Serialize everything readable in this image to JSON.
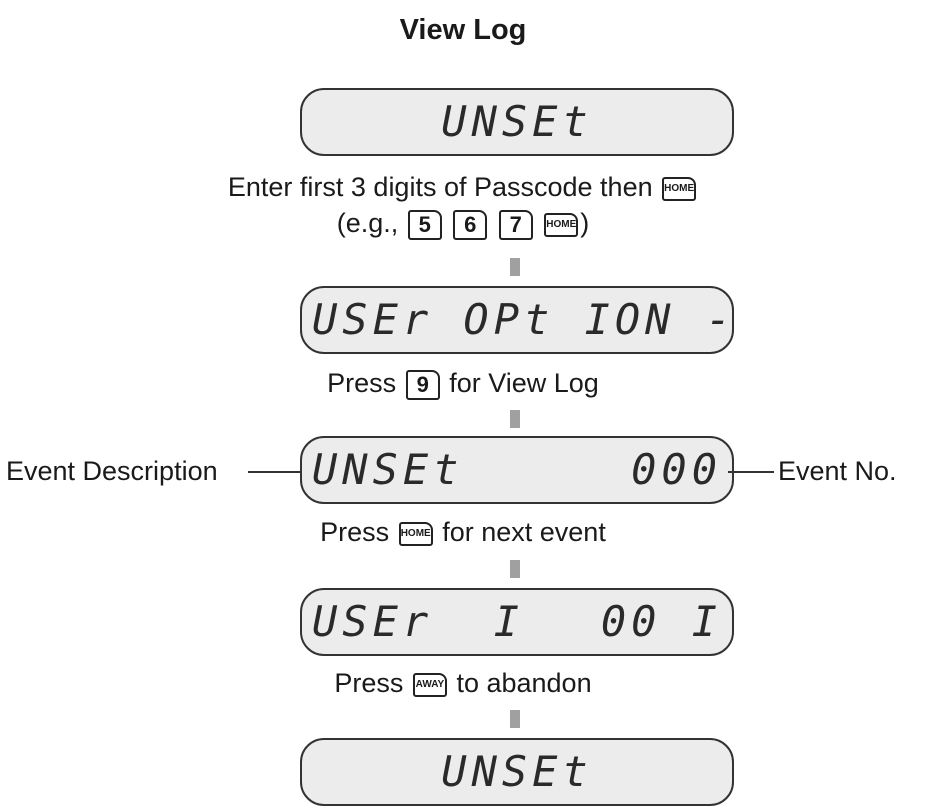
{
  "title": "View Log",
  "displays": [
    {
      "text": "UNSEt"
    },
    {
      "text": "USEr OPt ION -"
    },
    {
      "left": "UNSEt",
      "right": "000"
    },
    {
      "left": "USEr  I",
      "right": "00 I"
    },
    {
      "text": "UNSEt"
    }
  ],
  "steps": {
    "step1": {
      "line1_text": "Enter first 3 digits of Passcode then",
      "line1_key": "HOME",
      "line2_prefix": "(e.g.,",
      "keys": [
        "5",
        "6",
        "7"
      ],
      "line2_key": "HOME",
      "line2_suffix": ")"
    },
    "step2": {
      "prefix": "Press",
      "key": "9",
      "suffix": "for View Log"
    },
    "step3": {
      "prefix": "Press",
      "key": "HOME",
      "suffix": "for next event"
    },
    "step4": {
      "prefix": "Press",
      "key": "AWAY",
      "suffix": "to abandon"
    }
  },
  "labels": {
    "event_description": "Event Description",
    "event_no": "Event No."
  }
}
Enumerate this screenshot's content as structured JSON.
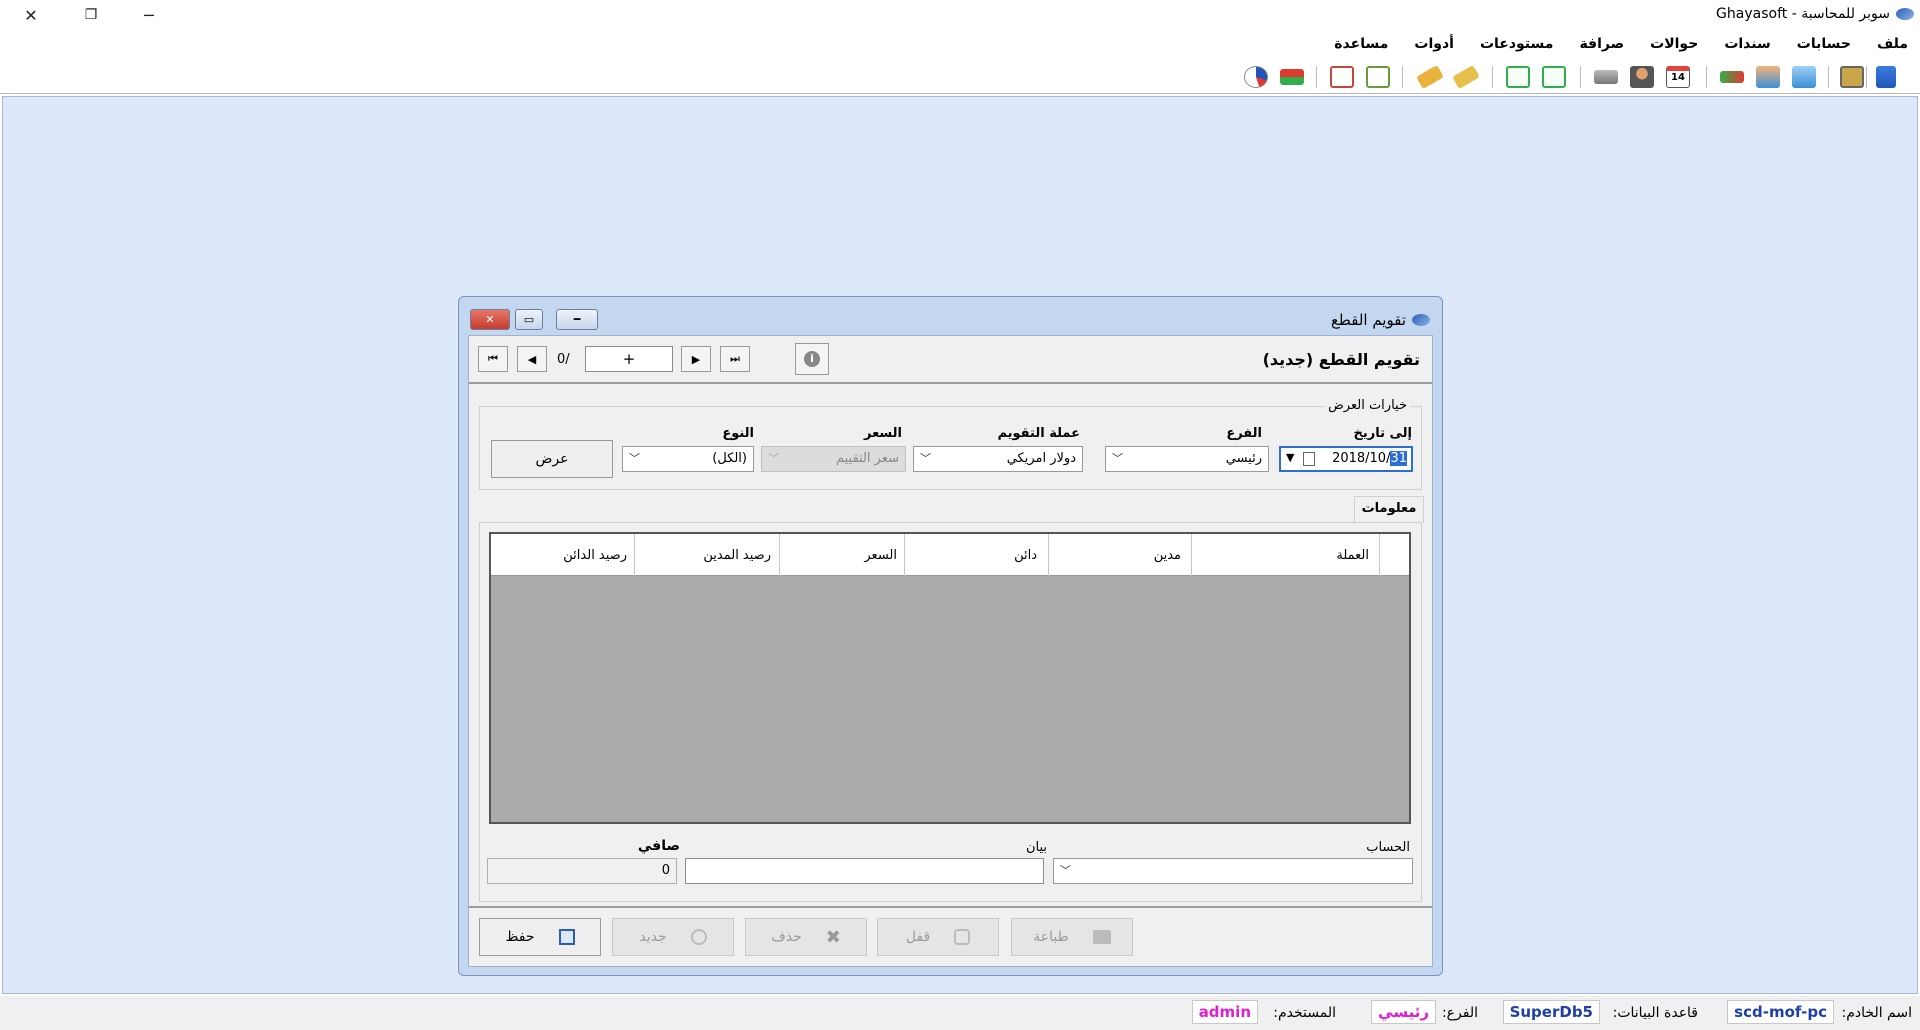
{
  "app": {
    "title": "سوبر للمحاسبة - Ghayasoft"
  },
  "window_controls": {
    "close": "✕",
    "maximize": "❐",
    "minimize": "─"
  },
  "menu": [
    "ملف",
    "حسابات",
    "سندات",
    "حوالات",
    "صرافة",
    "مستودعات",
    "أدوات",
    "مساعدة"
  ],
  "toolbar": {
    "icons": [
      "tree-icon",
      "monitor-icon",
      "download-icon",
      "upload-icon",
      "transfer-icon",
      "calendar-icon",
      "user-icon",
      "scales-icon",
      "import-icon",
      "export-icon",
      "tag-icon",
      "tag-alt-icon",
      "cart-icon",
      "cart-remove-icon",
      "flags-icon",
      "chart-icon"
    ],
    "calendar_day": "14"
  },
  "dialog": {
    "window_title": "تقويم القطع",
    "heading": "تقويم القطع (جديد)",
    "nav": {
      "first": "⏮",
      "prev": "◀",
      "count": "0/",
      "record": "+",
      "next": "▶",
      "last": "⏭",
      "info": "i"
    },
    "options": {
      "group_label": "خيارات العرض",
      "to_date_label": "إلى تاريخ",
      "to_date_value": "2018/10/",
      "to_date_selected": "31",
      "branch_label": "الفرع",
      "branch_value": "رئيسي",
      "currency_label": "عملة التقويم",
      "currency_value": "دولار امريكي",
      "rate_label": "السعر",
      "rate_value": "سعر التقييم",
      "type_label": "النوع",
      "type_value": "(الكل)",
      "show_button": "عرض"
    },
    "info_tab": "معلومات",
    "grid": {
      "columns": [
        "العملة",
        "مدين",
        "دائن",
        "السعر",
        "رصيد المدين",
        "رصيد الدائن"
      ]
    },
    "footer_fields": {
      "account_label": "الحساب",
      "statement_label": "بيان",
      "net_label": "صافي",
      "net_value": "0"
    },
    "buttons": {
      "save": "حفظ",
      "new": "جديد",
      "delete": "حذف",
      "lock": "قفل",
      "print": "طباعة"
    }
  },
  "status": {
    "server_label": "اسم الخادم:",
    "server_value": "scd-mof-pc",
    "db_label": "قاعدة البيانات:",
    "db_value": "SuperDb5",
    "branch_label": "الفرع:",
    "branch_value": "رئيسي",
    "user_label": "المستخدم:",
    "user_value": "admin"
  }
}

• **Instructions for the task**:
In the lines above, locate the string "this". Copy every line where it occurs.

• **Solution**:
Serialize everything readable in this image to JSON.
Enumerate this screenshot's content as structured JSON.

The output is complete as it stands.